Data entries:
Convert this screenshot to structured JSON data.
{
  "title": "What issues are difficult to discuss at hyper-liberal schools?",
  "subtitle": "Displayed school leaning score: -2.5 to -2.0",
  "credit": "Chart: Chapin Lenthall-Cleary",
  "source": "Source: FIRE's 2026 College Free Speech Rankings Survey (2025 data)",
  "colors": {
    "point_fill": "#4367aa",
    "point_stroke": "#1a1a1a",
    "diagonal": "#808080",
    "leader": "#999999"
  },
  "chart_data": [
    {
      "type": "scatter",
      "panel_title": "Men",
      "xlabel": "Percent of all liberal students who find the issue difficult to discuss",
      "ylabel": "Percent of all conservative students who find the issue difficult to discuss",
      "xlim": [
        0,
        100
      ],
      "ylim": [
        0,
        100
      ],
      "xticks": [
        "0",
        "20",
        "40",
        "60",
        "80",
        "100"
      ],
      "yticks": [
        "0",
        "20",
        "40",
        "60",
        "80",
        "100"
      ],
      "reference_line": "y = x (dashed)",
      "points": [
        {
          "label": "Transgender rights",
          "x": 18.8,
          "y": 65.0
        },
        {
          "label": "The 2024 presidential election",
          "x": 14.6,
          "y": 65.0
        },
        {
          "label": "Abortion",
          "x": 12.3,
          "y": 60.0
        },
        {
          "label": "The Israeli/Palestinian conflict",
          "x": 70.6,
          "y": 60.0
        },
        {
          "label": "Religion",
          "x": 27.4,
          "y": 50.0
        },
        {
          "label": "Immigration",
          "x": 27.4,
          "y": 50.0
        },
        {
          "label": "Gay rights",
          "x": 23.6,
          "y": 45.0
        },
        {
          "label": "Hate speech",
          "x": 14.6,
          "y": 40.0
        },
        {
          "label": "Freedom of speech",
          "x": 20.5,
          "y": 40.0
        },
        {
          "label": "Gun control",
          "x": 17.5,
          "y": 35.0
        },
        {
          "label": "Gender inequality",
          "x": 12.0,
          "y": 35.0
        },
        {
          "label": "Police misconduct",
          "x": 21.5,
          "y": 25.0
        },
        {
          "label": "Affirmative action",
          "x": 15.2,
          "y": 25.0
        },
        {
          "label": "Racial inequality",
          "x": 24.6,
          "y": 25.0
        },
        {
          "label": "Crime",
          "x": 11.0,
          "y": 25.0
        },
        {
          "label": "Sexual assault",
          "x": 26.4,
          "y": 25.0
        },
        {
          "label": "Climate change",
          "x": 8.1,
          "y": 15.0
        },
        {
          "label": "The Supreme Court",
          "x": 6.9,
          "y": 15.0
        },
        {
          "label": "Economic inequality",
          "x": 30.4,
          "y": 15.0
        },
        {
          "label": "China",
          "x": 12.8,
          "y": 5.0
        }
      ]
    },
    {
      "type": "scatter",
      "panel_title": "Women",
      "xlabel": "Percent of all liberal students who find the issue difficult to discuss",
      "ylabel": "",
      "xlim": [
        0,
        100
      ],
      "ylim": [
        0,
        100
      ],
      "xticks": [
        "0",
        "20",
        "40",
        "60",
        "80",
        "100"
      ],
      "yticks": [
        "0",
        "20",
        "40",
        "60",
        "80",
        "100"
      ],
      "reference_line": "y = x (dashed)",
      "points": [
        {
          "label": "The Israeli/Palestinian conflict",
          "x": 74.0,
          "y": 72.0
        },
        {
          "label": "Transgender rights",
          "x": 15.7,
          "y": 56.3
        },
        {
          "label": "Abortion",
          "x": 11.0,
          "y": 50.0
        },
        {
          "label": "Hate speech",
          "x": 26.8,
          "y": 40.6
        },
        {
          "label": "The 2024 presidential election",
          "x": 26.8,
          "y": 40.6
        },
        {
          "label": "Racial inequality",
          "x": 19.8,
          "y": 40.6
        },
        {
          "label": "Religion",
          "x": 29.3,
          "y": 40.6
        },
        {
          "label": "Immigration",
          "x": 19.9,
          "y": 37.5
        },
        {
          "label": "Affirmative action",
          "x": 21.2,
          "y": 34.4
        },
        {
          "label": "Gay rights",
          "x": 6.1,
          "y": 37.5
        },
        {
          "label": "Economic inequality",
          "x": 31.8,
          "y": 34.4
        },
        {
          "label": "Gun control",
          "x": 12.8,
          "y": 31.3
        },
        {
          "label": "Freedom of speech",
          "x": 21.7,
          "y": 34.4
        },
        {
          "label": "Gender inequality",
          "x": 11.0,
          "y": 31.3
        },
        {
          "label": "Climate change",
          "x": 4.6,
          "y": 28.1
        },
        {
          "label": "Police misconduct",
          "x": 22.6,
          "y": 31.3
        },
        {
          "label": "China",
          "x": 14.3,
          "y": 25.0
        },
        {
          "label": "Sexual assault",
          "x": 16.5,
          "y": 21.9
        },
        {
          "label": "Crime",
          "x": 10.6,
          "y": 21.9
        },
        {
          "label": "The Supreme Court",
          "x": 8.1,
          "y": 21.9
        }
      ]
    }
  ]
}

**What you have to do**:
Write out all of the records above exactly as they appear.

**Solved problem**:
Convert this screenshot to structured JSON data.
{
  "title": "What issues are difficult to discuss at hyper-liberal schools?",
  "subtitle": "Displayed school leaning score: -2.5 to -2.0",
  "credit": "Chart: Chapin Lenthall-Cleary",
  "source": "Source: FIRE's 2026 College Free Speech Rankings Survey (2025 data)",
  "colors": {
    "point_fill": "#4367aa",
    "point_stroke": "#1a1a1a",
    "diagonal": "#808080",
    "leader": "#999999"
  },
  "chart_data": [
    {
      "type": "scatter",
      "panel_title": "Men",
      "xlabel": "Percent of all liberal students who find the issue difficult to discuss",
      "ylabel": "Percent of all conservative students who find the issue difficult to discuss",
      "xlim": [
        0,
        100
      ],
      "ylim": [
        0,
        100
      ],
      "xticks": [
        "0",
        "20",
        "40",
        "60",
        "80",
        "100"
      ],
      "yticks": [
        "0",
        "20",
        "40",
        "60",
        "80",
        "100"
      ],
      "reference_line": "y = x (dashed)",
      "points": [
        {
          "label": "Transgender rights",
          "x": 18.8,
          "y": 65.0
        },
        {
          "label": "The 2024 presidential election",
          "x": 14.6,
          "y": 65.0
        },
        {
          "label": "Abortion",
          "x": 12.3,
          "y": 60.0
        },
        {
          "label": "The Israeli/Palestinian conflict",
          "x": 70.6,
          "y": 60.0
        },
        {
          "label": "Religion",
          "x": 27.4,
          "y": 50.0
        },
        {
          "label": "Immigration",
          "x": 27.4,
          "y": 50.0
        },
        {
          "label": "Gay rights",
          "x": 23.6,
          "y": 45.0
        },
        {
          "label": "Hate speech",
          "x": 14.6,
          "y": 40.0
        },
        {
          "label": "Freedom of speech",
          "x": 20.5,
          "y": 40.0
        },
        {
          "label": "Gun control",
          "x": 17.5,
          "y": 35.0
        },
        {
          "label": "Gender inequality",
          "x": 12.0,
          "y": 35.0
        },
        {
          "label": "Police misconduct",
          "x": 21.5,
          "y": 25.0
        },
        {
          "label": "Affirmative action",
          "x": 15.2,
          "y": 25.0
        },
        {
          "label": "Racial inequality",
          "x": 24.6,
          "y": 25.0
        },
        {
          "label": "Crime",
          "x": 11.0,
          "y": 25.0
        },
        {
          "label": "Sexual assault",
          "x": 26.4,
          "y": 25.0
        },
        {
          "label": "Climate change",
          "x": 8.1,
          "y": 15.0
        },
        {
          "label": "The Supreme Court",
          "x": 6.9,
          "y": 15.0
        },
        {
          "label": "Economic inequality",
          "x": 30.4,
          "y": 15.0
        },
        {
          "label": "China",
          "x": 12.8,
          "y": 5.0
        }
      ]
    },
    {
      "type": "scatter",
      "panel_title": "Women",
      "xlabel": "Percent of all liberal students who find the issue difficult to discuss",
      "ylabel": "",
      "xlim": [
        0,
        100
      ],
      "ylim": [
        0,
        100
      ],
      "xticks": [
        "0",
        "20",
        "40",
        "60",
        "80",
        "100"
      ],
      "yticks": [
        "0",
        "20",
        "40",
        "60",
        "80",
        "100"
      ],
      "reference_line": "y = x (dashed)",
      "points": [
        {
          "label": "The Israeli/Palestinian conflict",
          "x": 74.0,
          "y": 72.0
        },
        {
          "label": "Transgender rights",
          "x": 15.7,
          "y": 56.3
        },
        {
          "label": "Abortion",
          "x": 11.0,
          "y": 50.0
        },
        {
          "label": "Hate speech",
          "x": 26.8,
          "y": 40.6
        },
        {
          "label": "The 2024 presidential election",
          "x": 26.8,
          "y": 40.6
        },
        {
          "label": "Racial inequality",
          "x": 19.8,
          "y": 40.6
        },
        {
          "label": "Religion",
          "x": 29.3,
          "y": 40.6
        },
        {
          "label": "Immigration",
          "x": 19.9,
          "y": 37.5
        },
        {
          "label": "Affirmative action",
          "x": 21.2,
          "y": 34.4
        },
        {
          "label": "Gay rights",
          "x": 6.1,
          "y": 37.5
        },
        {
          "label": "Economic inequality",
          "x": 31.8,
          "y": 34.4
        },
        {
          "label": "Gun control",
          "x": 12.8,
          "y": 31.3
        },
        {
          "label": "Freedom of speech",
          "x": 21.7,
          "y": 34.4
        },
        {
          "label": "Gender inequality",
          "x": 11.0,
          "y": 31.3
        },
        {
          "label": "Climate change",
          "x": 4.6,
          "y": 28.1
        },
        {
          "label": "Police misconduct",
          "x": 22.6,
          "y": 31.3
        },
        {
          "label": "China",
          "x": 14.3,
          "y": 25.0
        },
        {
          "label": "Sexual assault",
          "x": 16.5,
          "y": 21.9
        },
        {
          "label": "Crime",
          "x": 10.6,
          "y": 21.9
        },
        {
          "label": "The Supreme Court",
          "x": 8.1,
          "y": 21.9
        }
      ]
    }
  ]
}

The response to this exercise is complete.